6.1 The effects of monetary policy shocks on output and inflation

Using a setup similar to Gorodnichenko and Lee, 2019, we estimate the effects of Romer and Romer, 2004 monetary policy shocks on output and inflation.17 The data sample runs from 1969:Q1-2008:Q4. We estimate LPs of the form in equation (2) on real output growth and annualized inflation. We include controls consisting of four lags of real output growth, inflation, the federal funds rate, and the monetary policy innovation.18

Figure 8: The effect of monetary policy shocks.

See link for accessible version.
Accessible version

The estimated impulse responses of inflation and output to a monetary policy shock are displayed in Figure 8. As in Gorodnichenko and Lee, 2019, we cumulate the impulse response of output growth. Figure 8 also shows the bias-corrected estimate of the impulse response. To focus attention on the difference between the two impulse responses in this illustrative example, we omit confidence bands.

The estimated inflation impulse response roughly accords with Gorodnichenko and Lee, 2019: a contractionary 100 basis-point monetary policy shock causes inflation to be little changed for the first few periods after the shock and then eventually decline persistently. The bias-corrected impulse response indicates that inflation responds somewhat more to a monetary policy shock than under the conventional estimates. On average, the response of inflation is about 15 basis points lower in the bias-corrected impulse response, a moderate but nontrivial difference. The bias-corrected estimator is lower than the least-squares LP estimator because the estimated least-squares impulse response is negative for almost horizons, and the bias-correction is a weighted average of the impulse responses at all previous horizons.
------------------------------------
▶ _Given instruction 1_
Extract every line of the records below that contains the string "void", matching case exactly.

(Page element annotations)
------------------------------------
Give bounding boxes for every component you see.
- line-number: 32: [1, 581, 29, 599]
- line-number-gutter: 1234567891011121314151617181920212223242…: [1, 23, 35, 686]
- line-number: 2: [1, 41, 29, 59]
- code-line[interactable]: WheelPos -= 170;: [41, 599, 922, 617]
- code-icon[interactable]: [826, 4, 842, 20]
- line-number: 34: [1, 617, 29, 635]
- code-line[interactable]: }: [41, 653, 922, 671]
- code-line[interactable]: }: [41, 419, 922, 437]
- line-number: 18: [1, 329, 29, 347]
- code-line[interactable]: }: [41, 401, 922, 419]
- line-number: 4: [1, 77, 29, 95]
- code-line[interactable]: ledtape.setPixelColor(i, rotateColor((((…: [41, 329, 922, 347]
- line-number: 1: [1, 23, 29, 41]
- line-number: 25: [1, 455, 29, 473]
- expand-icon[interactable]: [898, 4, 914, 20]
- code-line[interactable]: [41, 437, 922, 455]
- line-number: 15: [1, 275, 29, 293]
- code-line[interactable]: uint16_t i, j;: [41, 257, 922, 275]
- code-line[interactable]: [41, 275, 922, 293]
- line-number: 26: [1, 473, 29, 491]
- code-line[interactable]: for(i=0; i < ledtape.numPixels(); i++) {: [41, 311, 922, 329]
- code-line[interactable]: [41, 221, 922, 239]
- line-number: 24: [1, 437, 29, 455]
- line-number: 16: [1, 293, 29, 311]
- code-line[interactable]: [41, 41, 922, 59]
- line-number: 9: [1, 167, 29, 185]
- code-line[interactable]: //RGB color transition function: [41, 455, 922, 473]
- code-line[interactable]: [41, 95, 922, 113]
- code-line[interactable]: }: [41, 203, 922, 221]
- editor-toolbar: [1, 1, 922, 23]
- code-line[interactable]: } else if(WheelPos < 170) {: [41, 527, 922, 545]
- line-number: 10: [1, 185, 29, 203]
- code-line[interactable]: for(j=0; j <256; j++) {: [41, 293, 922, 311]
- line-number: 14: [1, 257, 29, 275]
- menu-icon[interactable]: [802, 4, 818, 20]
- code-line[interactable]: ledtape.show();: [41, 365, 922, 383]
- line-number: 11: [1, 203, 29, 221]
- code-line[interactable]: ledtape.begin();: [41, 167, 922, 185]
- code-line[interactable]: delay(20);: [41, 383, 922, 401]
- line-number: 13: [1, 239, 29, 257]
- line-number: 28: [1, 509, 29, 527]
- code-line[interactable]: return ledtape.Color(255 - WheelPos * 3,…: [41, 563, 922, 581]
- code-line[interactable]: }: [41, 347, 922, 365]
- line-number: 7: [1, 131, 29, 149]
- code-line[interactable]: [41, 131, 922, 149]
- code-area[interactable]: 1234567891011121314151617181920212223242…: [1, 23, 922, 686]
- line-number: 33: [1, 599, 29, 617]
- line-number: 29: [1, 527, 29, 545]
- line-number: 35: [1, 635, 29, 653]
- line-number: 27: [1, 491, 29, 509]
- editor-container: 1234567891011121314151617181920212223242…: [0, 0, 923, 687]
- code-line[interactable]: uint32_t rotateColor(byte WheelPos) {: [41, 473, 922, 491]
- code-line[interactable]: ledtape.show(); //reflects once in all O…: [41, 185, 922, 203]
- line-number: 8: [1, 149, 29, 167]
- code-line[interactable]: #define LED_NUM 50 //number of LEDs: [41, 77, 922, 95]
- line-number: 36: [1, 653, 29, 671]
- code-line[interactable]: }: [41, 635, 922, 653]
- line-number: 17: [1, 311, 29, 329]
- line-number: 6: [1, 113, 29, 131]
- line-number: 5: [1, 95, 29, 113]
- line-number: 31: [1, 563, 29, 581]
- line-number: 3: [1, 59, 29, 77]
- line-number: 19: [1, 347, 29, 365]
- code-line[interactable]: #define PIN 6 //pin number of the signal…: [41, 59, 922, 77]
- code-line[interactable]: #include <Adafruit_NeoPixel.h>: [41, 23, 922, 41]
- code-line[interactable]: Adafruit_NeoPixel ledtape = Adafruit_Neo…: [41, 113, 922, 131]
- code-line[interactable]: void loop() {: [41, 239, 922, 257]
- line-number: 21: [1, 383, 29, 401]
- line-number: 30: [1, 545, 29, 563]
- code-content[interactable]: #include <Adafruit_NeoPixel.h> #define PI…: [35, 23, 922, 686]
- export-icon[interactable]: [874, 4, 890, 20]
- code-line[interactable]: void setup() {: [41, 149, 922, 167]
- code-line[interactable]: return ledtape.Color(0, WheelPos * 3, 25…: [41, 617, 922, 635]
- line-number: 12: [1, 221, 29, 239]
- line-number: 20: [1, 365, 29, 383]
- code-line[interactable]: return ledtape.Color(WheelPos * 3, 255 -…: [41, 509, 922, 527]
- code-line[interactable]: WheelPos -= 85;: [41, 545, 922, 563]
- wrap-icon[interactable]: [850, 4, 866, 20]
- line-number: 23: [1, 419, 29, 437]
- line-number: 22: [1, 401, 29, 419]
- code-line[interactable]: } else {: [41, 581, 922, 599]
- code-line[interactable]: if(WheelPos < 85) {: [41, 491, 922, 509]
------------------------------------
▶ _Given instruction 2_
Reproduce the passage on monetary policy shocks word for word, in full.

▶ _Complete answer 1_
- code-line[interactable]: void loop() {: [41, 239, 922, 257]
- code-line[interactable]: void setup() {: [41, 149, 922, 167]

▶ _Complete answer 2_
6.1 The effects of monetary policy shocks on output and inflation

Using a setup similar to Gorodnichenko and Lee, 2019, we estimate the effects of Romer and Romer, 2004 monetary policy shocks on output and inflation.17 The data sample runs from 1969:Q1-2008:Q4. We estimate LPs of the form in equation (2) on real output growth and annualized inflation. We include controls consisting of four lags of real output growth, inflation, the federal funds rate, and the monetary policy innovation.18

Figure 8: The effect of monetary policy shocks.

See link for accessible version.
Accessible version

The estimated impulse responses of inflation and output to a monetary policy shock are displayed in Figure 8. As in Gorodnichenko and Lee, 2019, we cumulate the impulse response of output growth. Figure 8 also shows the bias-corrected estimate of the impulse response. To focus attention on the difference between the two impulse responses in this illustrative example, we omit confidence bands.

The estimated inflation impulse response roughly accords with Gorodnichenko and Lee, 2019: a contractionary 100 basis-point monetary policy shock causes inflation to be little changed for the first few periods after the shock and then eventually decline persistently. The bias-corrected impulse response indicates that inflation responds somewhat more to a monetary policy shock than under the conventional estimates. On average, the response of inflation is about 15 basis points lower in the bias-corrected impulse response, a moderate but nontrivial difference. The bias-corrected estimator is lower than the least-squares LP estimator because the estimated least-squares impulse response is negative for almost horizons, and the bias-correction is a weighted average of the impulse responses at all previous horizons.